Stored data entries:
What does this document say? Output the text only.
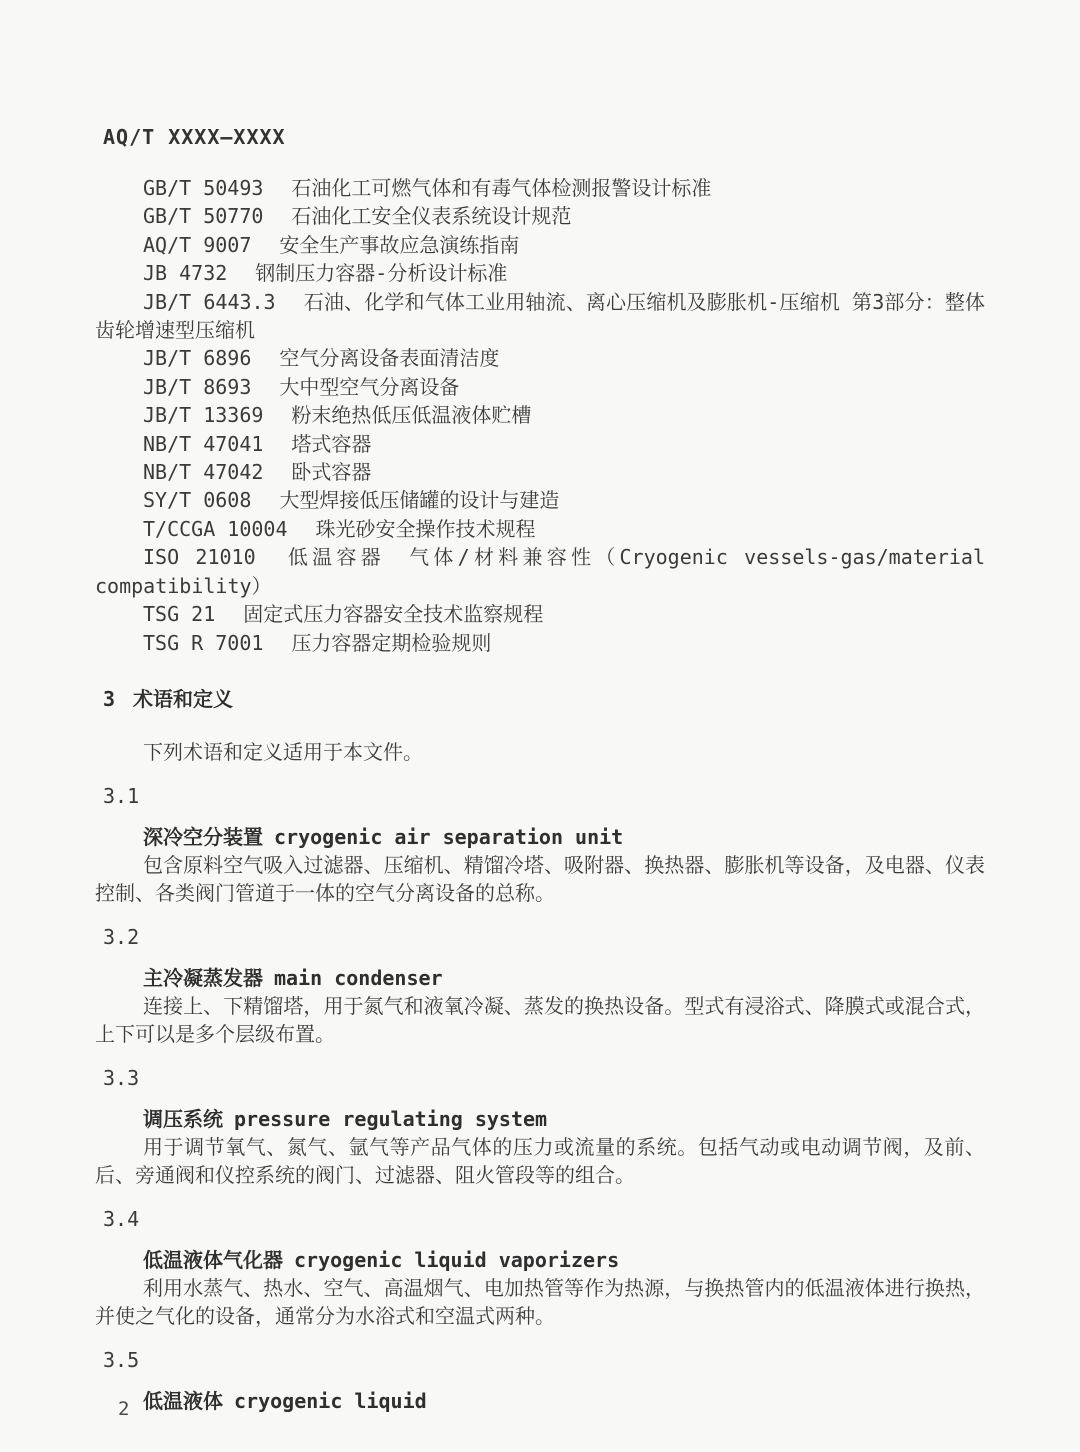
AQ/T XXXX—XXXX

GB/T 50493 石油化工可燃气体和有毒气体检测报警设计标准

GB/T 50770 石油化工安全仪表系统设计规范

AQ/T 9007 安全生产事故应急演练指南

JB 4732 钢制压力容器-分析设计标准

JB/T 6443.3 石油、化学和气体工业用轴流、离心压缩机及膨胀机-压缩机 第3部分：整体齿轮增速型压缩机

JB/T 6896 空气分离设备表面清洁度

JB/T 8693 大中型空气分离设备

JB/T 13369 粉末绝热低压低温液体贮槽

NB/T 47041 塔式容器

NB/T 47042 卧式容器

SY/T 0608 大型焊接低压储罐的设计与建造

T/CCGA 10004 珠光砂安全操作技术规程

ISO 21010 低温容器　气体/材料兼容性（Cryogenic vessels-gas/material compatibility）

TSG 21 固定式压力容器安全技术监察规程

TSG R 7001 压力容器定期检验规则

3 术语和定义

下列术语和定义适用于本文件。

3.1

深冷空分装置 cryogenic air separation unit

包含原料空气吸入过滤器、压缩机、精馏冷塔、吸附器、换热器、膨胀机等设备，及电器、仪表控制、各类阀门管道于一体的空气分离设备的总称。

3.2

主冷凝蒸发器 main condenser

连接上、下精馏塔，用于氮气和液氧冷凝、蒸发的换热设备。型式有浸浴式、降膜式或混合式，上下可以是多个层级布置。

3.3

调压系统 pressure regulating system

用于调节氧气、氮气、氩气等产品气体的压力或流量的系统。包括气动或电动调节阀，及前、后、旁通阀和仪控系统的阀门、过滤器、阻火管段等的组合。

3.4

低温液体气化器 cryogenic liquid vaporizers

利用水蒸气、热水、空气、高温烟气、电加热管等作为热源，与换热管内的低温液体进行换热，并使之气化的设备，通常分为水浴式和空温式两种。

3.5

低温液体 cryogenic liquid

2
* * *
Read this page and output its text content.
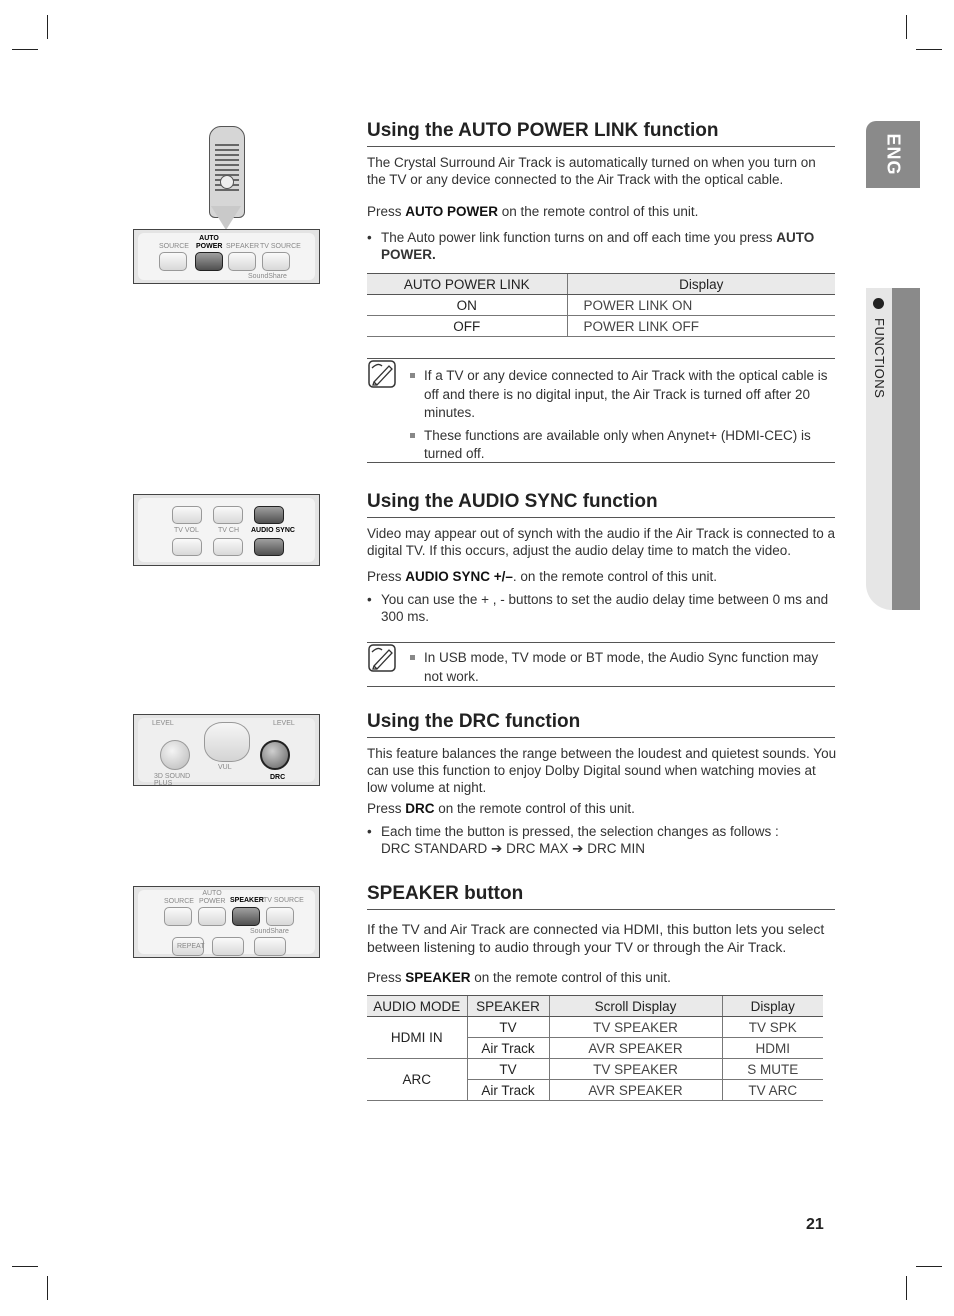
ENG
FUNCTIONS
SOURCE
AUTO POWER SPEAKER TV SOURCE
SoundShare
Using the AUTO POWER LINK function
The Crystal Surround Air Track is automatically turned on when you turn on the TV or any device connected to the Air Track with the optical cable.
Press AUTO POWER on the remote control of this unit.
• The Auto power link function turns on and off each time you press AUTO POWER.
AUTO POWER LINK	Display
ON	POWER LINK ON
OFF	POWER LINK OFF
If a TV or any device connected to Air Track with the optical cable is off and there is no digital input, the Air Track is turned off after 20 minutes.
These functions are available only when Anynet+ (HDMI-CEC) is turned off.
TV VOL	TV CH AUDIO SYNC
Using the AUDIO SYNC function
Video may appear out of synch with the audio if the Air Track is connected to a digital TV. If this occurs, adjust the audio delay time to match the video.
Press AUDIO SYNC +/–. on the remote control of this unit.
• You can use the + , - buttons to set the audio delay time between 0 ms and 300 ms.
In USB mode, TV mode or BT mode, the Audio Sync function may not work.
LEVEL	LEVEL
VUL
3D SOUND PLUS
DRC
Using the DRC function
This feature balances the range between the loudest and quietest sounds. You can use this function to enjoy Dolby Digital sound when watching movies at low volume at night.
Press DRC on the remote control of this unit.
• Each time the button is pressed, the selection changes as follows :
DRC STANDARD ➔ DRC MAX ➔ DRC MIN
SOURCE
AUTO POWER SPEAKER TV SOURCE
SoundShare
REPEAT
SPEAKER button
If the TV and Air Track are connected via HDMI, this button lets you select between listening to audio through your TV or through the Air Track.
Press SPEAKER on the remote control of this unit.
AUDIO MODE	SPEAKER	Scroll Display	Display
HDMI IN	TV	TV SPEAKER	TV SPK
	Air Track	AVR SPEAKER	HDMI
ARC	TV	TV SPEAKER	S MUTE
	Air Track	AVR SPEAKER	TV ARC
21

Objective: Pull out each line containing the word "turned" and copy it.

Finished task:
The Crystal Surround Air Track is automatically turned on when you turn on the TV or any device connected to the Air Track with the optical cable.
If a TV or any device connected to Air Track with the optical cable is off and there is no digital input, the Air Track is turned off after 20 minutes.
These functions are available only when Anynet+ (HDMI-CEC) is turned off.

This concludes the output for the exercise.